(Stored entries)
········

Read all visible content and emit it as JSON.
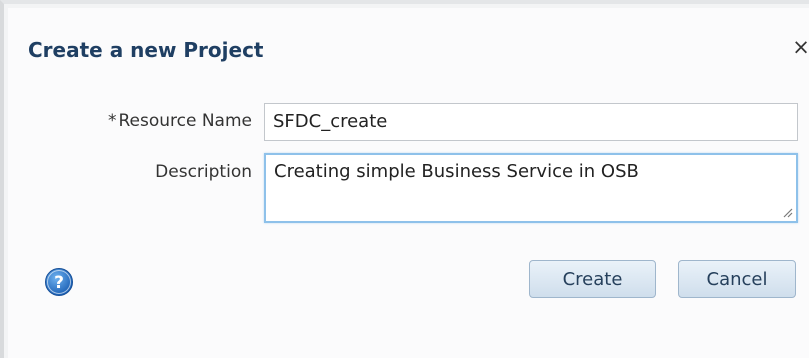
{
  "dialog": {
    "title": "Create a new Project",
    "close_symbol": "×",
    "close_icon": "close-icon"
  },
  "form": {
    "resource_name": {
      "required_marker": "*",
      "label": "Resource Name",
      "value": "SFDC_create"
    },
    "description": {
      "label": "Description",
      "value": "Creating simple Business Service in OSB"
    }
  },
  "footer": {
    "help_icon": "help-icon",
    "help_symbol": "?",
    "create_label": "Create",
    "cancel_label": "Cancel"
  },
  "colors": {
    "title": "#1f3f63",
    "focus_border": "#8ec1ea",
    "help_icon": "#2a6fc4",
    "button_text": "#26405c"
  }
}
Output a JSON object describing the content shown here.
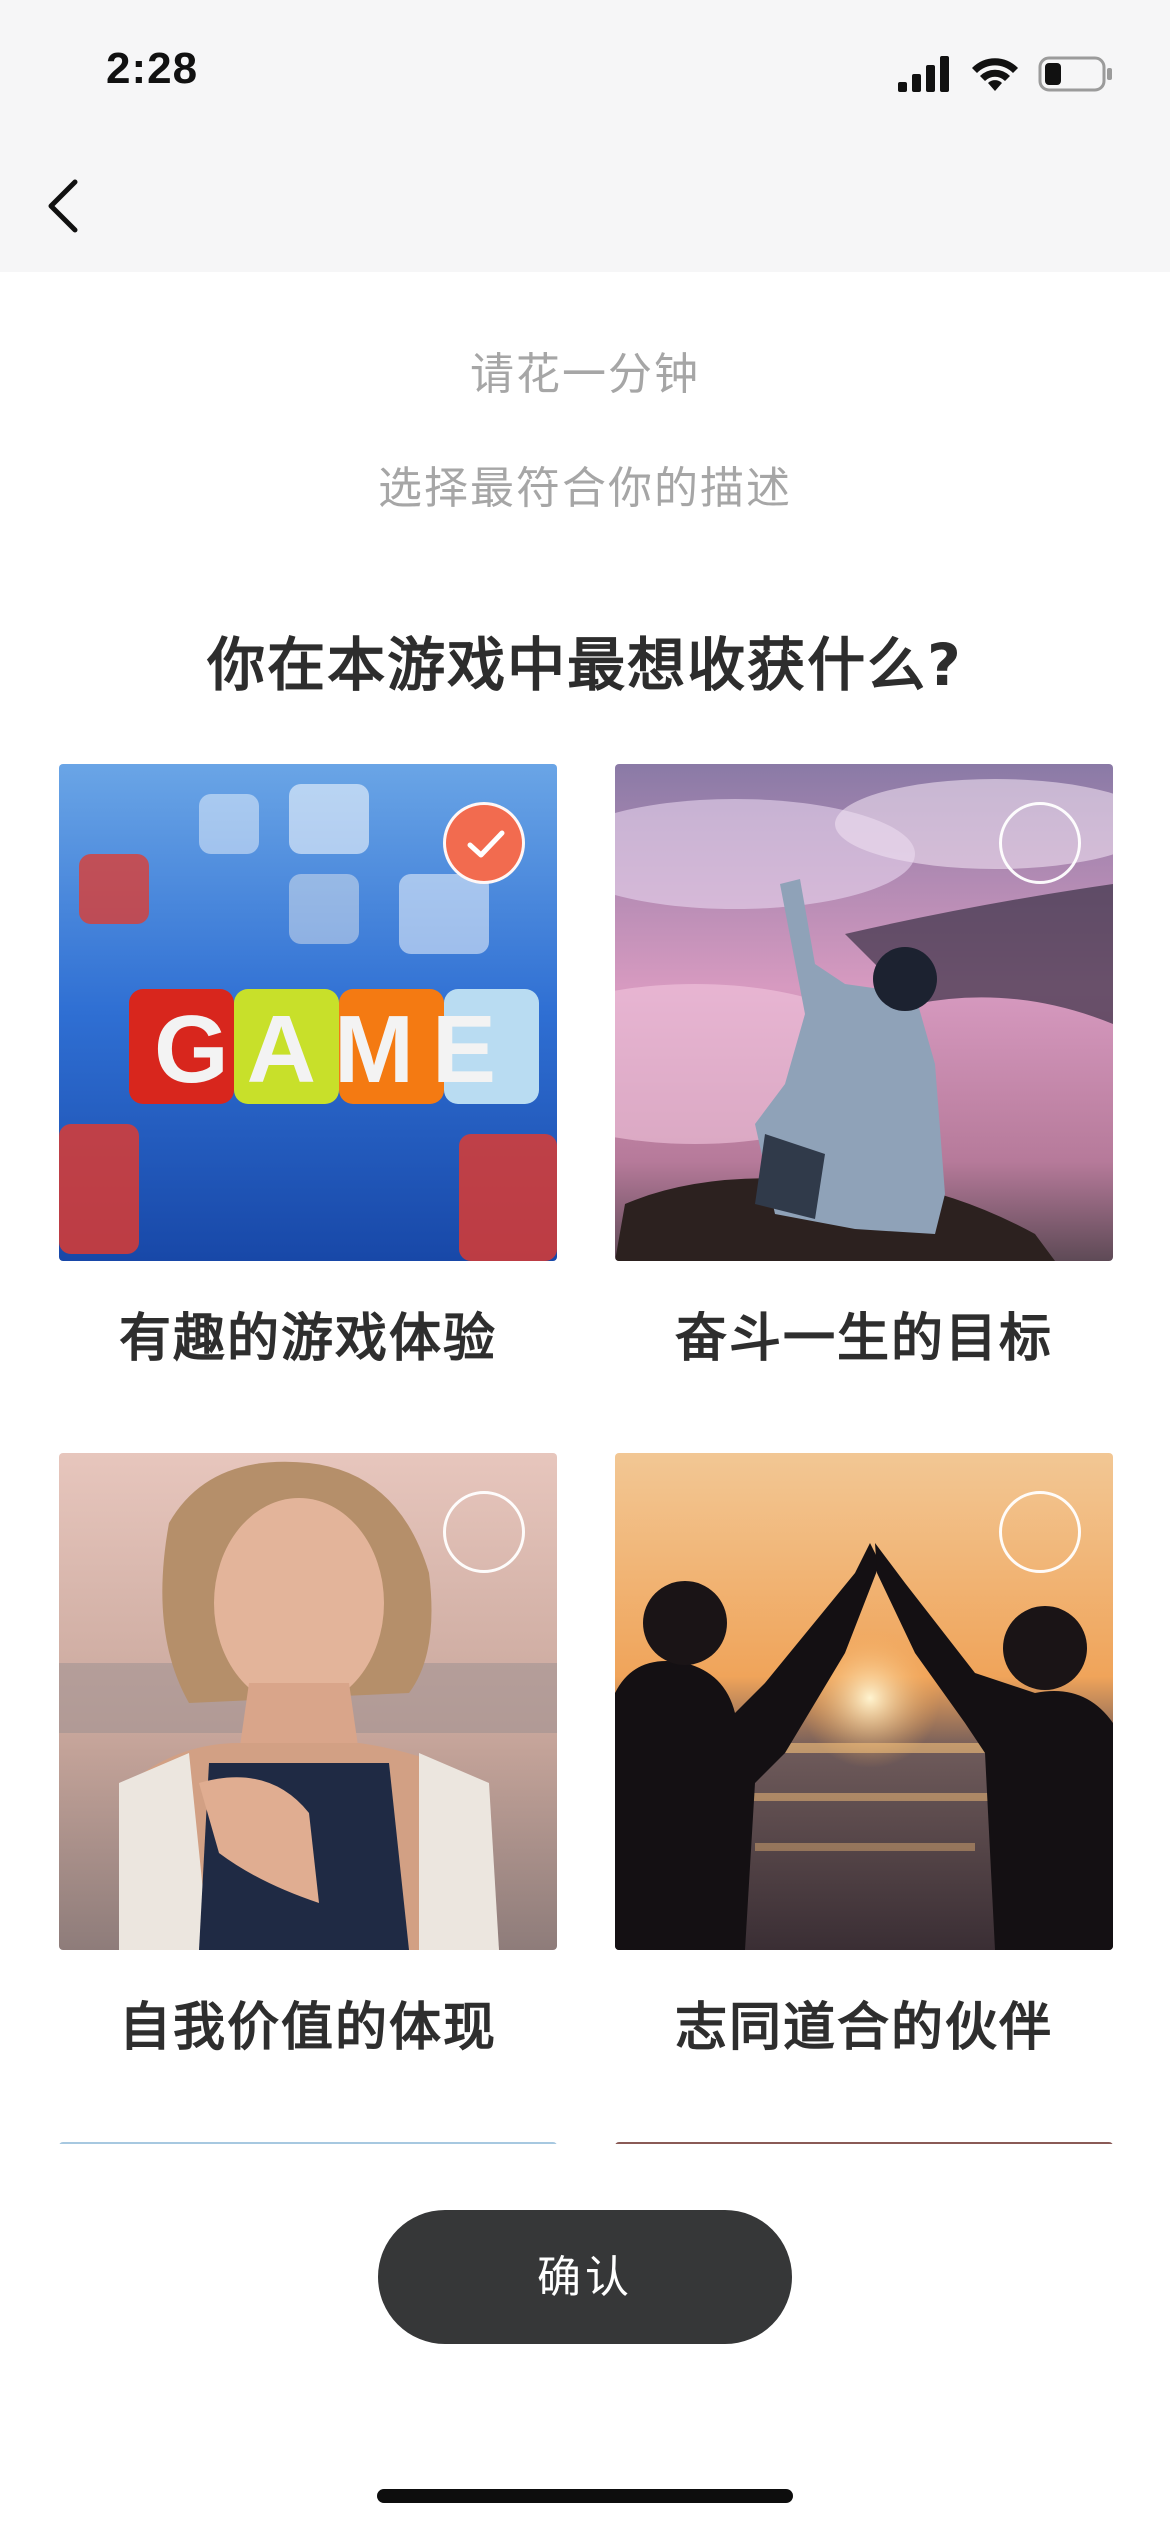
{
  "status": {
    "time": "2:28"
  },
  "header": {
    "subtitle_1": "请花一分钟",
    "subtitle_2": "选择最符合你的描述"
  },
  "question": "你在本游戏中最想收获什么?",
  "options": [
    {
      "label": "有趣的游戏体验",
      "selected": true,
      "image_letters": "GAME"
    },
    {
      "label": "奋斗一生的目标",
      "selected": false
    },
    {
      "label": "自我价值的体现",
      "selected": false
    },
    {
      "label": "志同道合的伙伴",
      "selected": false
    }
  ],
  "confirm_label": "确认",
  "colors": {
    "accent": "#f26b4f",
    "button": "#363738",
    "nav_bg": "#f6f6f7"
  }
}
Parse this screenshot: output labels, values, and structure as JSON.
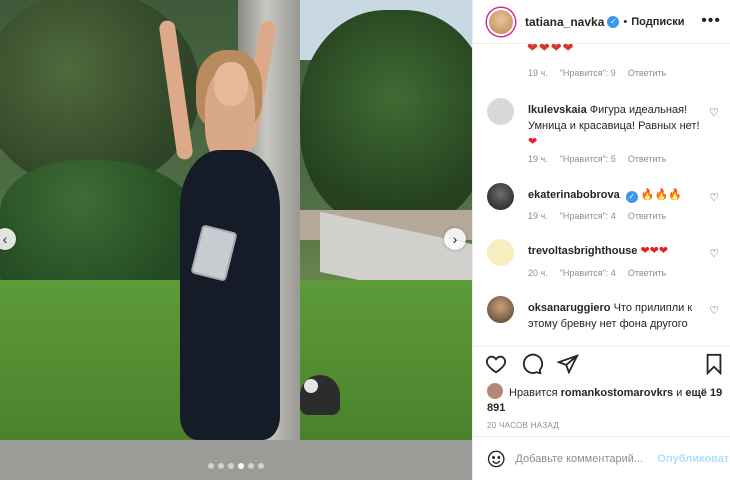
{
  "post": {
    "author": "tatiana_navka",
    "separator": "•",
    "follow_label": "Подписки",
    "more_label": "•••",
    "partial_emojis": "❤❤❤❤",
    "carousel": {
      "slide_count": 6,
      "active_index": 3
    }
  },
  "comments": [
    {
      "time": "19 ч.",
      "likes": "\"Нравится\": 9",
      "reply": "Ответить"
    },
    {
      "user": "lkulevskaia",
      "text": "Фигура идеальная! Умница и красавица! Равных нет!",
      "emoji": "❤",
      "time": "19 ч.",
      "likes": "\"Нравится\": 5",
      "reply": "Ответить"
    },
    {
      "user": "ekaterinabobrova",
      "emoji": "🔥🔥🔥",
      "time": "19 ч.",
      "likes": "\"Нравится\": 4",
      "reply": "Ответить"
    },
    {
      "user": "trevoltasbrighthouse",
      "emoji": "❤❤❤",
      "time": "20 ч.",
      "likes": "\"Нравится\": 4",
      "reply": "Ответить"
    },
    {
      "user": "oksanaruggiero",
      "text": "Что прилипли к этому бревну нет фона другого"
    }
  ],
  "likes": {
    "prefix": "Нравится",
    "user": "romankostomarovkrs",
    "conjunction": "и",
    "others": "ещё 19 891"
  },
  "time_ago": "20 ЧАСОВ НАЗАД",
  "add_comment": {
    "placeholder": "Добавьте комментарий...",
    "publish_label": "Опубликовать"
  },
  "colors": {
    "accent": "#3897f0",
    "heart": "#ed1c24",
    "muted": "#8e8e8e"
  }
}
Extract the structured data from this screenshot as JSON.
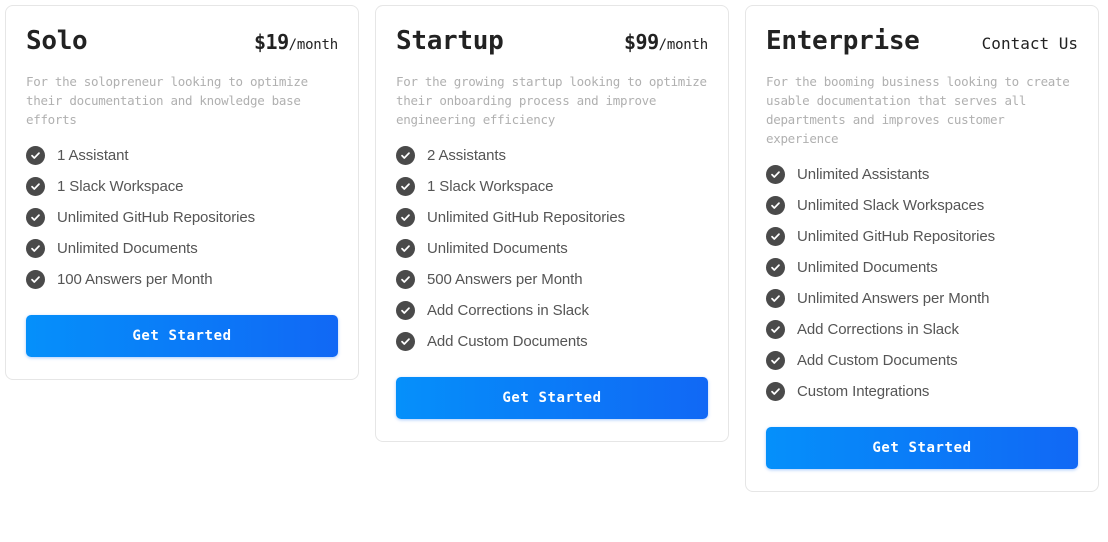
{
  "plans": [
    {
      "name": "Solo",
      "price_amount": "$19",
      "price_period": "/month",
      "description": "For the solopreneur looking to optimize their documentation and knowledge base efforts",
      "features": [
        "1 Assistant",
        "1 Slack Workspace",
        "Unlimited GitHub Repositories",
        "Unlimited Documents",
        "100 Answers per Month"
      ],
      "cta_label": "Get Started"
    },
    {
      "name": "Startup",
      "price_amount": "$99",
      "price_period": "/month",
      "description": "For the growing startup looking to optimize their onboarding process and improve engineering efficiency",
      "features": [
        "2 Assistants",
        "1 Slack Workspace",
        "Unlimited GitHub Repositories",
        "Unlimited Documents",
        "500 Answers per Month",
        "Add Corrections in Slack",
        "Add Custom Documents"
      ],
      "cta_label": "Get Started"
    },
    {
      "name": "Enterprise",
      "price_amount": "Contact Us",
      "price_period": "",
      "description": "For the booming business looking to create usable documentation that serves all departments and improves customer experience",
      "features": [
        "Unlimited Assistants",
        "Unlimited Slack Workspaces",
        "Unlimited GitHub Repositories",
        "Unlimited Documents",
        "Unlimited Answers per Month",
        "Add Corrections in Slack",
        "Add Custom Documents",
        "Custom Integrations"
      ],
      "cta_label": "Get Started"
    }
  ],
  "icons": {
    "check": "check-circle-icon"
  },
  "colors": {
    "cta_gradient_start": "#0590fa",
    "cta_gradient_end": "#1168f5",
    "check_badge": "#4a4a4a",
    "card_border": "#e6e6e6",
    "heading": "#222222",
    "description": "#b0b0b0",
    "feature_text": "#555555"
  }
}
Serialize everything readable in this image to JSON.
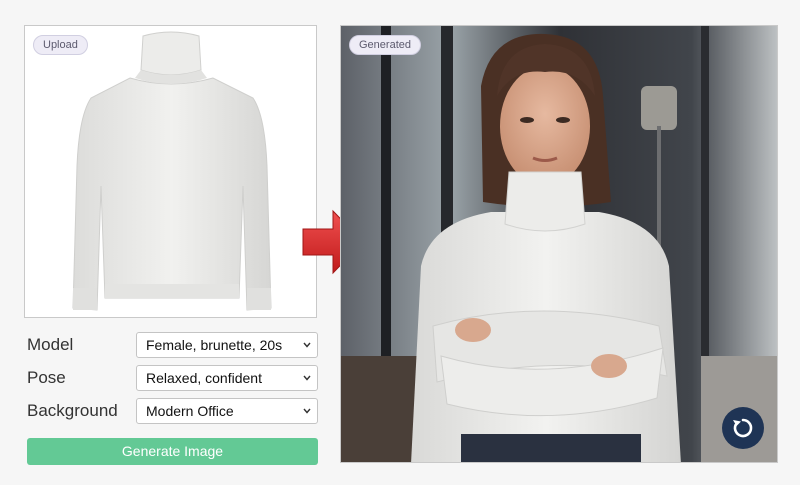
{
  "upload": {
    "tag": "Upload"
  },
  "generated": {
    "tag": "Generated"
  },
  "form": {
    "model": {
      "label": "Model",
      "value": "Female, brunette, 20s"
    },
    "pose": {
      "label": "Pose",
      "value": "Relaxed, confident"
    },
    "background": {
      "label": "Background",
      "value": "Modern Office"
    }
  },
  "generate_button": {
    "label": "Generate Image"
  },
  "icons": {
    "arrow": "right-arrow-icon",
    "chevron": "chevron-down-icon",
    "refresh": "refresh-icon"
  },
  "colors": {
    "generate_button": "#63c995",
    "arrow": "#d62a2a",
    "refresh_button": "#1f3455"
  }
}
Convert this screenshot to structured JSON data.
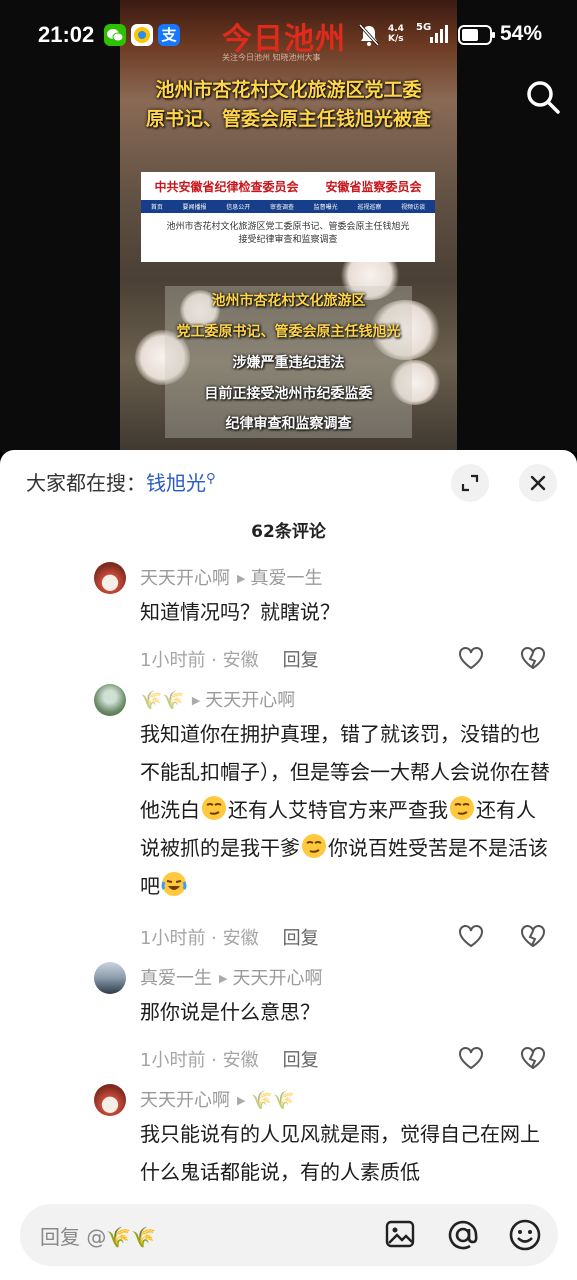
{
  "status_bar": {
    "time": "21:02",
    "network_speed": "4.4\nK/s",
    "signal": "5G",
    "battery": "54%"
  },
  "video": {
    "brand": "今日池州",
    "brand_sub": "关注今日池州 知晓池州大事",
    "headline_line1": "池州市杏花村文化旅游区党工委",
    "headline_line2": "原书记、管委会原主任钱旭光被查",
    "card": {
      "org1": "中共安徽省纪律检查委员会",
      "org2": "安徽省监察委员会",
      "nav": [
        "首页",
        "要闻播报",
        "信息公开",
        "审查调查",
        "监督曝光",
        "巡视巡察",
        "视频访谈"
      ],
      "text": "池州市杏花村文化旅游区党工委原书记、管委会原主任钱旭光接受纪律审查和监察调查"
    },
    "overlay_lines": [
      "池州市杏花村文化旅游区",
      "党工委原书记、管委会原主任钱旭光",
      "涉嫌严重违纪违法",
      "目前正接受池州市纪委监委",
      "纪律审查和监察调查"
    ]
  },
  "sheet": {
    "search_prefix": "大家都在搜：",
    "search_term": "钱旭光",
    "comment_count": "62条评论",
    "comments": [
      {
        "author": "天天开心啊",
        "reply_to": "真爱一生",
        "text": "知道情况吗？就瞎说？",
        "time": "1小时前 · 安徽",
        "reply_label": "回复"
      },
      {
        "author": "🌾🌾",
        "reply_to": "天天开心啊",
        "text_parts": [
          "我知道你在拥护真理，错了就该罚，没错的也不能乱扣帽子），但是等会一大帮人会说你在替他洗白",
          "还有人艾特官方来严查我",
          "还有人说被抓的是我干爹",
          "你说百姓受苦是不是活该吧"
        ],
        "time": "1小时前 · 安徽",
        "reply_label": "回复"
      },
      {
        "author": "真爱一生",
        "reply_to": "天天开心啊",
        "text": "那你说是什么意思？",
        "time": "1小时前 · 安徽",
        "reply_label": "回复"
      },
      {
        "author": "天天开心啊",
        "reply_to": "🌾🌾",
        "text": "我只能说有的人见风就是雨，觉得自己在网上什么鬼话都能说，有的人素质低"
      }
    ],
    "input_placeholder": "回复 @🌾🌾"
  }
}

········

Given task> Copy every line that contains the string "author".

Output of the task>
    "author": "tatiana_navka",
        "author": "天天开心啊",
        "author": "🌾🌾",
        "author": "真爱一生",
        "author": "天天开心啊",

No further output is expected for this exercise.